Stored dataset items:
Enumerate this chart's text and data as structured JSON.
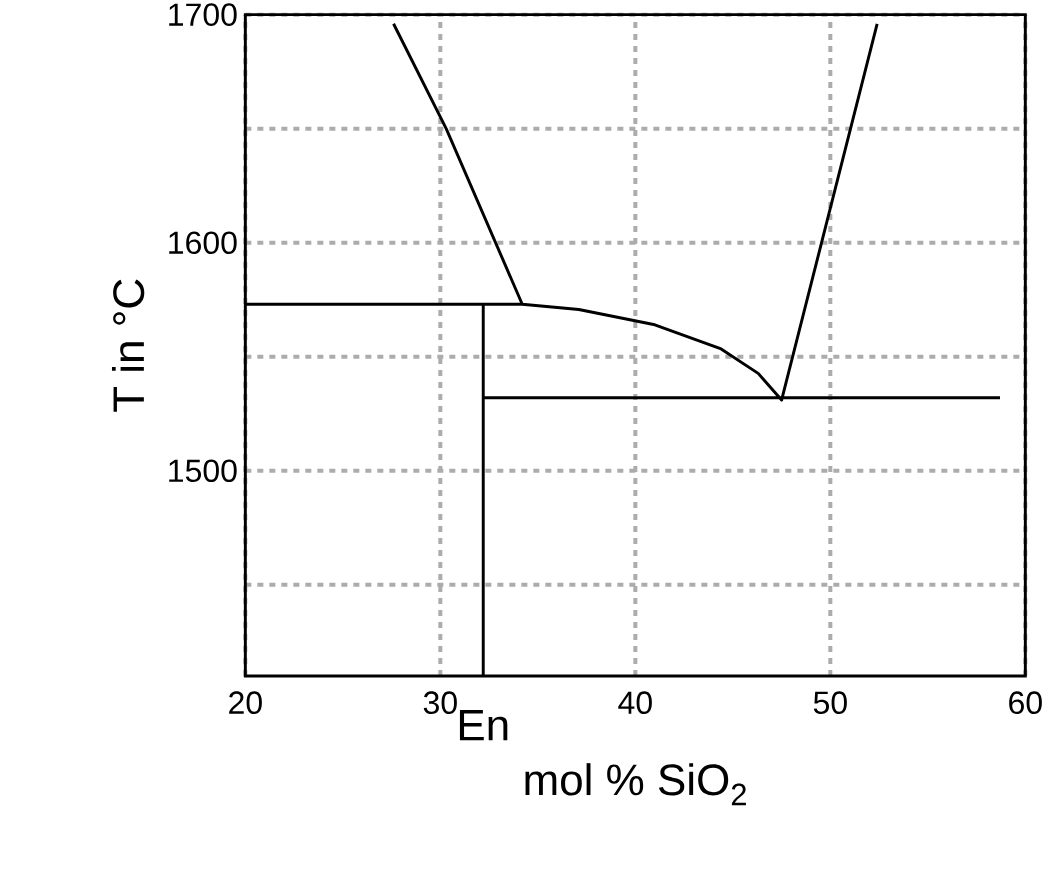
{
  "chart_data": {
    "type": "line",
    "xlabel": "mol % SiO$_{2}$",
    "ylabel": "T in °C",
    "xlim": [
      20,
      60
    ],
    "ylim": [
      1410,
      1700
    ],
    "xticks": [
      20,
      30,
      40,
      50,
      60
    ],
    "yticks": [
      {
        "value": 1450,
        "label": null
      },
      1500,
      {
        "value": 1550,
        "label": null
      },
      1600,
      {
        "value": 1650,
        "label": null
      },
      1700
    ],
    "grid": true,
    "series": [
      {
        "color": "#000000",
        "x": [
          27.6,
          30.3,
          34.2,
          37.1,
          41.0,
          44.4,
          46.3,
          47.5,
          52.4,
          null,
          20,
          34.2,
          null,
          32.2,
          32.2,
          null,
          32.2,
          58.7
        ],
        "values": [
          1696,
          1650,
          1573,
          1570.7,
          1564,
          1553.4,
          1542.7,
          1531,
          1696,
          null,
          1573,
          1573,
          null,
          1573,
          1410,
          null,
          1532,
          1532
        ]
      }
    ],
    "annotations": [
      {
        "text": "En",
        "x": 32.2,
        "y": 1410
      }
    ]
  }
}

**Problem requirements**
Repeat each entry above word for word, leaving every picture out.

**Problem solution**
Enumerate this chart's text and data as structured JSON.
{
  "chart_data": {
    "type": "line",
    "xlabel": "mol % SiO$_{2}$",
    "ylabel": "T in °C",
    "xlim": [
      20,
      60
    ],
    "ylim": [
      1410,
      1700
    ],
    "xticks": [
      20,
      30,
      40,
      50,
      60
    ],
    "yticks": [
      {
        "value": 1450,
        "label": null
      },
      1500,
      {
        "value": 1550,
        "label": null
      },
      1600,
      {
        "value": 1650,
        "label": null
      },
      1700
    ],
    "grid": true,
    "series": [
      {
        "color": "#000000",
        "x": [
          27.6,
          30.3,
          34.2,
          37.1,
          41.0,
          44.4,
          46.3,
          47.5,
          52.4,
          null,
          20,
          34.2,
          null,
          32.2,
          32.2,
          null,
          32.2,
          58.7
        ],
        "values": [
          1696,
          1650,
          1573,
          1570.7,
          1564,
          1553.4,
          1542.7,
          1531,
          1696,
          null,
          1573,
          1573,
          null,
          1573,
          1410,
          null,
          1532,
          1532
        ]
      }
    ],
    "annotations": [
      {
        "text": "En",
        "x": 32.2,
        "y": 1410
      }
    ]
  }
}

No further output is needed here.